--- begin Recorded data ---
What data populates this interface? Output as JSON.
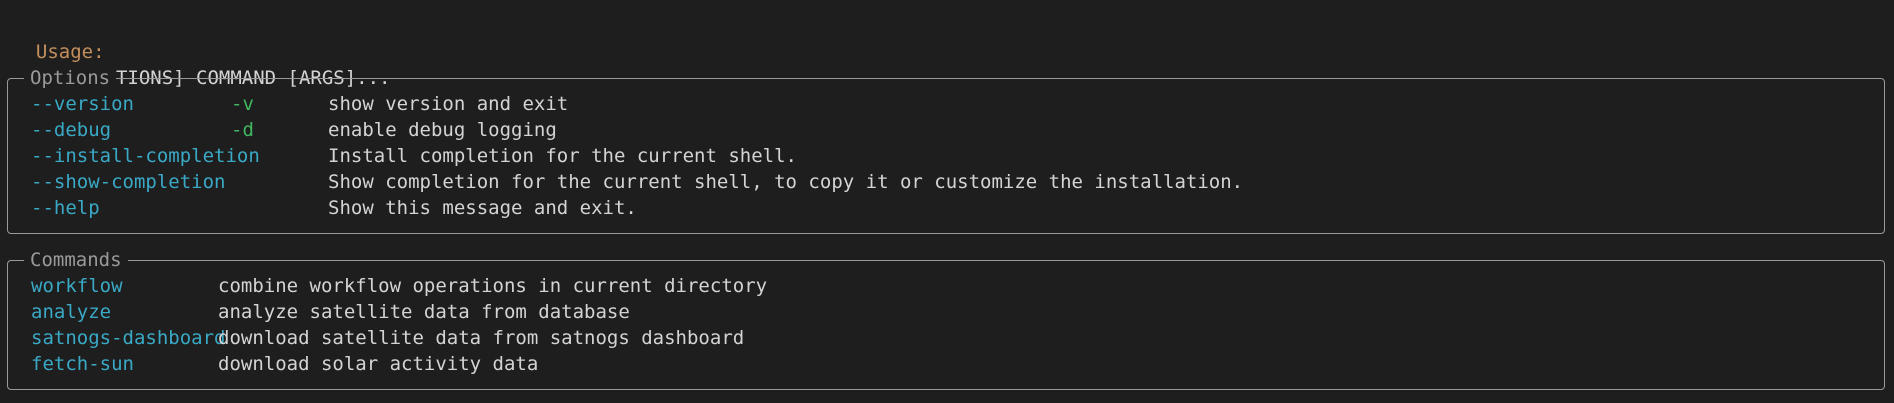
{
  "usage": {
    "label": "Usage:",
    "text": "ast [OPTIONS] COMMAND [ARGS]..."
  },
  "options_panel": {
    "title": "Options",
    "rows": [
      {
        "flag": "--version",
        "short": "-v",
        "desc": "show version and exit"
      },
      {
        "flag": "--debug",
        "short": "-d",
        "desc": "enable debug logging"
      },
      {
        "flag": "--install-completion",
        "short": "",
        "desc": "Install completion for the current shell."
      },
      {
        "flag": "--show-completion",
        "short": "",
        "desc": "Show completion for the current shell, to copy it or customize the installation."
      },
      {
        "flag": "--help",
        "short": "",
        "desc": "Show this message and exit."
      }
    ]
  },
  "commands_panel": {
    "title": "Commands",
    "rows": [
      {
        "name": "workflow",
        "desc": "combine workflow operations in current directory"
      },
      {
        "name": "analyze",
        "desc": "analyze satellite data from database"
      },
      {
        "name": "satnogs-dashboard",
        "desc": "download satellite data from satnogs dashboard"
      },
      {
        "name": "fetch-sun",
        "desc": "download solar activity data"
      }
    ]
  },
  "colors": {
    "background": "#1e1e1e",
    "usage_label": "#c38f5b",
    "option_flag": "#3aa9c6",
    "short_flag": "#3fb85f",
    "text": "#d4d4d4",
    "border": "#9a9a9a"
  }
}
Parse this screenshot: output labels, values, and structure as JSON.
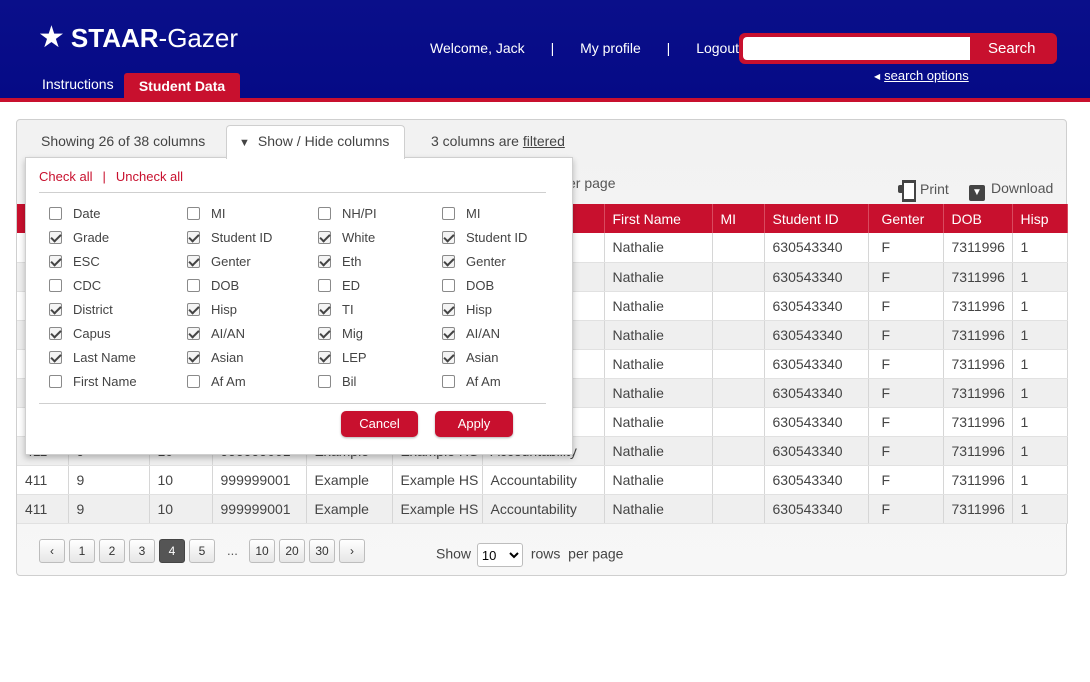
{
  "header": {
    "logo_bold": "STAAR",
    "logo_rest": "-Gazer",
    "welcome": "Welcome, Jack",
    "sep": "|",
    "profile": "My profile",
    "logout": "Logout",
    "search_value": "",
    "search_button": "Search",
    "search_options": "search options",
    "tab_instructions": "Instructions",
    "tab_student_data": "Student Data"
  },
  "toolbar": {
    "showing_text": "Showing 26 of 38 columns",
    "showhide_label": "Show / Hide columns",
    "filtered_prefix": "3 columns are ",
    "filtered_link": "filtered",
    "per_page_fragment": "er page",
    "print": "Print",
    "download": "Download"
  },
  "dropdown": {
    "check_all": "Check all",
    "sep": "|",
    "uncheck_all": "Uncheck all",
    "columns": [
      [
        {
          "label": "Date",
          "checked": false
        },
        {
          "label": "Grade",
          "checked": true
        },
        {
          "label": "ESC",
          "checked": true
        },
        {
          "label": "CDC",
          "checked": false
        },
        {
          "label": "District",
          "checked": true
        },
        {
          "label": "Capus",
          "checked": true
        },
        {
          "label": "Last Name",
          "checked": true
        },
        {
          "label": "First Name",
          "checked": false
        }
      ],
      [
        {
          "label": "MI",
          "checked": false
        },
        {
          "label": "Student ID",
          "checked": true
        },
        {
          "label": "Genter",
          "checked": true
        },
        {
          "label": "DOB",
          "checked": false
        },
        {
          "label": "Hisp",
          "checked": true
        },
        {
          "label": "AI/AN",
          "checked": true
        },
        {
          "label": "Asian",
          "checked": true
        },
        {
          "label": "Af Am",
          "checked": false
        }
      ],
      [
        {
          "label": "NH/PI",
          "checked": false
        },
        {
          "label": "White",
          "checked": true
        },
        {
          "label": "Eth",
          "checked": true
        },
        {
          "label": "ED",
          "checked": false
        },
        {
          "label": "TI",
          "checked": true
        },
        {
          "label": "Mig",
          "checked": true
        },
        {
          "label": "LEP",
          "checked": true
        },
        {
          "label": "Bil",
          "checked": false
        }
      ],
      [
        {
          "label": "MI",
          "checked": false
        },
        {
          "label": "Student ID",
          "checked": true
        },
        {
          "label": "Genter",
          "checked": true
        },
        {
          "label": "DOB",
          "checked": false
        },
        {
          "label": "Hisp",
          "checked": true
        },
        {
          "label": "AI/AN",
          "checked": true
        },
        {
          "label": "Asian",
          "checked": true
        },
        {
          "label": "Af Am",
          "checked": false
        }
      ]
    ],
    "cancel": "Cancel",
    "apply": "Apply"
  },
  "table": {
    "headers": [
      "",
      "",
      "",
      "",
      "",
      "",
      "",
      "First Name",
      "MI",
      "Student ID",
      "Genter",
      "DOB",
      "Hisp"
    ],
    "rows": [
      [
        "",
        "",
        "",
        "",
        "",
        "",
        "",
        "Nathalie",
        "",
        "630543340",
        "F",
        "7311996",
        "1"
      ],
      [
        "",
        "",
        "",
        "",
        "",
        "",
        "",
        "Nathalie",
        "",
        "630543340",
        "F",
        "7311996",
        "1"
      ],
      [
        "",
        "",
        "",
        "",
        "",
        "",
        "",
        "Nathalie",
        "",
        "630543340",
        "F",
        "7311996",
        "1"
      ],
      [
        "",
        "",
        "",
        "",
        "",
        "",
        "",
        "Nathalie",
        "",
        "630543340",
        "F",
        "7311996",
        "1"
      ],
      [
        "",
        "",
        "",
        "",
        "",
        "",
        "",
        "Nathalie",
        "",
        "630543340",
        "F",
        "7311996",
        "1"
      ],
      [
        "",
        "",
        "",
        "",
        "",
        "",
        "",
        "Nathalie",
        "",
        "630543340",
        "F",
        "7311996",
        "1"
      ],
      [
        "",
        "",
        "",
        "",
        "",
        "",
        "",
        "Nathalie",
        "",
        "630543340",
        "F",
        "7311996",
        "1"
      ],
      [
        "411",
        "9",
        "10",
        "999999001",
        "Example",
        "Example HS",
        "Accountability",
        "Nathalie",
        "",
        "630543340",
        "F",
        "7311996",
        "1"
      ],
      [
        "411",
        "9",
        "10",
        "999999001",
        "Example",
        "Example HS",
        "Accountability",
        "Nathalie",
        "",
        "630543340",
        "F",
        "7311996",
        "1"
      ],
      [
        "411",
        "9",
        "10",
        "999999001",
        "Example",
        "Example HS",
        "Accountability",
        "Nathalie",
        "",
        "630543340",
        "F",
        "7311996",
        "1"
      ]
    ]
  },
  "pagination": {
    "prev": "‹",
    "pages": [
      "1",
      "2",
      "3",
      "4",
      "5"
    ],
    "current": "4",
    "ellipsis": "...",
    "more_pages": [
      "10",
      "20",
      "30"
    ],
    "next": "›",
    "show": "Show",
    "rows_value": "10",
    "rows": "rows",
    "per_page": "per page"
  },
  "colors": {
    "header_blue": "#050a86",
    "accent_red": "#c8102e"
  }
}
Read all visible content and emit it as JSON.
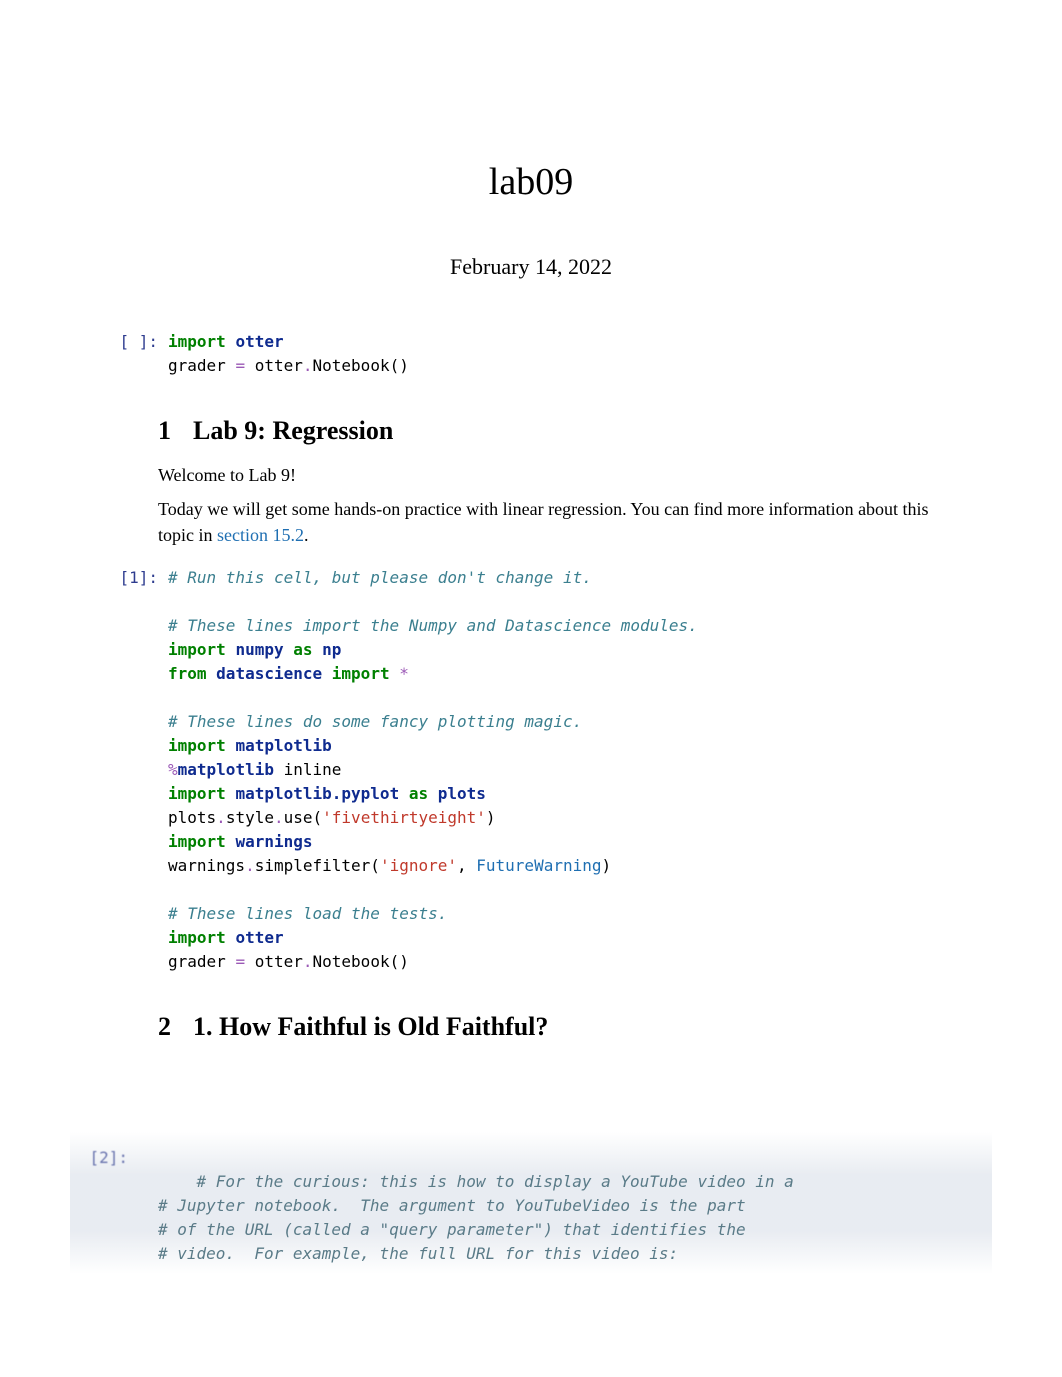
{
  "title": "lab09",
  "date": "February 14, 2022",
  "cells": {
    "c0": {
      "prompt": "[ ]:",
      "lines": {
        "l0": {
          "import": "import",
          "mod": "otter"
        },
        "l1": {
          "var": "grader ",
          "eq": "=",
          "rest": " otter",
          "dot": ".",
          "call": "Notebook()"
        }
      }
    },
    "c1": {
      "prompt": "[1]:",
      "lines": {
        "comment1": "# Run this cell, but please don't change it.",
        "comment2": "# These lines import the Numpy and Datascience modules.",
        "l3": {
          "import": "import",
          "mod": "numpy",
          "as": "as",
          "alias": "np"
        },
        "l4": {
          "from": "from",
          "mod": "datascience",
          "import": "import",
          "star": "*"
        },
        "comment3": "# These lines do some fancy plotting magic.",
        "l6": {
          "import": "import",
          "mod": "matplotlib"
        },
        "l7": {
          "pct": "%",
          "magic": "matplotlib",
          "arg": " inline"
        },
        "l8": {
          "import": "import",
          "mod": "matplotlib.pyplot",
          "as": "as",
          "alias": "plots"
        },
        "l9": {
          "obj": "plots",
          "dot": ".",
          "meth": "style",
          "dot2": ".",
          "call": "use(",
          "str": "'fivethirtyeight'",
          "close": ")"
        },
        "l10": {
          "import": "import",
          "mod": "warnings"
        },
        "l11": {
          "obj": "warnings",
          "dot": ".",
          "call": "simplefilter(",
          "str": "'ignore'",
          "comma": ", ",
          "cls": "FutureWarning",
          "close": ")"
        },
        "comment4": "# These lines load the tests.",
        "l13": {
          "import": "import",
          "mod": "otter"
        },
        "l14": {
          "var": "grader ",
          "eq": "=",
          "rest": " otter",
          "dot": ".",
          "call": "Notebook()"
        }
      }
    },
    "c2": {
      "prompt": "[2]:",
      "lines": {
        "b1": "# For the curious: this is how to display a YouTube video in a",
        "b2": "# Jupyter notebook.  The argument to YouTubeVideo is the part",
        "b3": "# of the URL (called a \"query parameter\") that identifies the",
        "b4": "# video.  For example, the full URL for this video is:"
      }
    }
  },
  "sections": {
    "s1": {
      "num": "1",
      "title": "Lab 9: Regression"
    },
    "s2": {
      "num": "2",
      "title": "1. How Faithful is Old Faithful?"
    }
  },
  "prose": {
    "p1": "Welcome to Lab 9!",
    "p2a": "Today we will get some hands-on practice with linear regression. You can find more information about this topic in ",
    "p2link": "section 15.2",
    "p2b": "."
  }
}
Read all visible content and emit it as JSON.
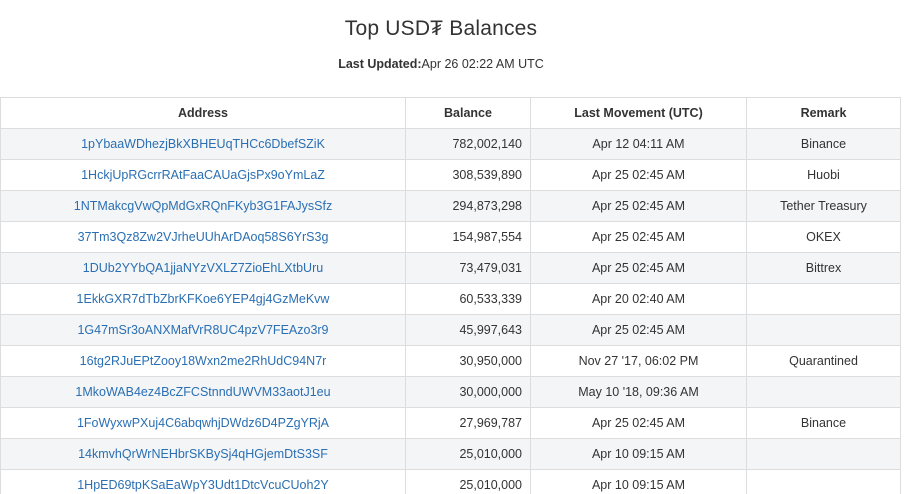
{
  "page": {
    "title": "Top USD₮ Balances",
    "updated_label": "Last Updated:",
    "updated_value": "Apr 26 02:22 AM UTC"
  },
  "table": {
    "headers": {
      "address": "Address",
      "balance": "Balance",
      "last_movement": "Last Movement (UTC)",
      "remark": "Remark"
    },
    "rows": [
      {
        "address": "1pYbaaWDhezjBkXBHEUqTHCc6DbefSZiK",
        "balance": "782,002,140",
        "last_movement": "Apr 12 04:11 AM",
        "remark": "Binance"
      },
      {
        "address": "1HckjUpRGcrrRAtFaaCAUaGjsPx9oYmLaZ",
        "balance": "308,539,890",
        "last_movement": "Apr 25 02:45 AM",
        "remark": "Huobi"
      },
      {
        "address": "1NTMakcgVwQpMdGxRQnFKyb3G1FAJysSfz",
        "balance": "294,873,298",
        "last_movement": "Apr 25 02:45 AM",
        "remark": "Tether Treasury"
      },
      {
        "address": "37Tm3Qz8Zw2VJrheUUhArDAoq58S6YrS3g",
        "balance": "154,987,554",
        "last_movement": "Apr 25 02:45 AM",
        "remark": "OKEX"
      },
      {
        "address": "1DUb2YYbQA1jjaNYzVXLZ7ZioEhLXtbUru",
        "balance": "73,479,031",
        "last_movement": "Apr 25 02:45 AM",
        "remark": "Bittrex"
      },
      {
        "address": "1EkkGXR7dTbZbrKFKoe6YEP4gj4GzMeKvw",
        "balance": "60,533,339",
        "last_movement": "Apr 20 02:40 AM",
        "remark": ""
      },
      {
        "address": "1G47mSr3oANXMafVrR8UC4pzV7FEAzo3r9",
        "balance": "45,997,643",
        "last_movement": "Apr 25 02:45 AM",
        "remark": ""
      },
      {
        "address": "16tg2RJuEPtZooy18Wxn2me2RhUdC94N7r",
        "balance": "30,950,000",
        "last_movement": "Nov 27 '17, 06:02 PM",
        "remark": "Quarantined"
      },
      {
        "address": "1MkoWAB4ez4BcZFCStnndUWVM33aotJ1eu",
        "balance": "30,000,000",
        "last_movement": "May 10 '18, 09:36 AM",
        "remark": ""
      },
      {
        "address": "1FoWyxwPXuj4C6abqwhjDWdz6D4PZgYRjA",
        "balance": "27,969,787",
        "last_movement": "Apr 25 02:45 AM",
        "remark": "Binance"
      },
      {
        "address": "14kmvhQrWrNEHbrSKBySj4qHGjemDtS3SF",
        "balance": "25,010,000",
        "last_movement": "Apr 10 09:15 AM",
        "remark": ""
      },
      {
        "address": "1HpED69tpKSaEaWpY3Udt1DtcVcuCUoh2Y",
        "balance": "25,010,000",
        "last_movement": "Apr 10 09:15 AM",
        "remark": ""
      }
    ]
  },
  "colors": {
    "link": "#2a6fb3",
    "text": "#333333",
    "stripe": "#f4f5f7",
    "border": "#dddddd"
  }
}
--- end Recorded data ---
## Stated goal
Determine how many lines of the data contain "satellite" and give nothing but that number.

## Solved exercise
2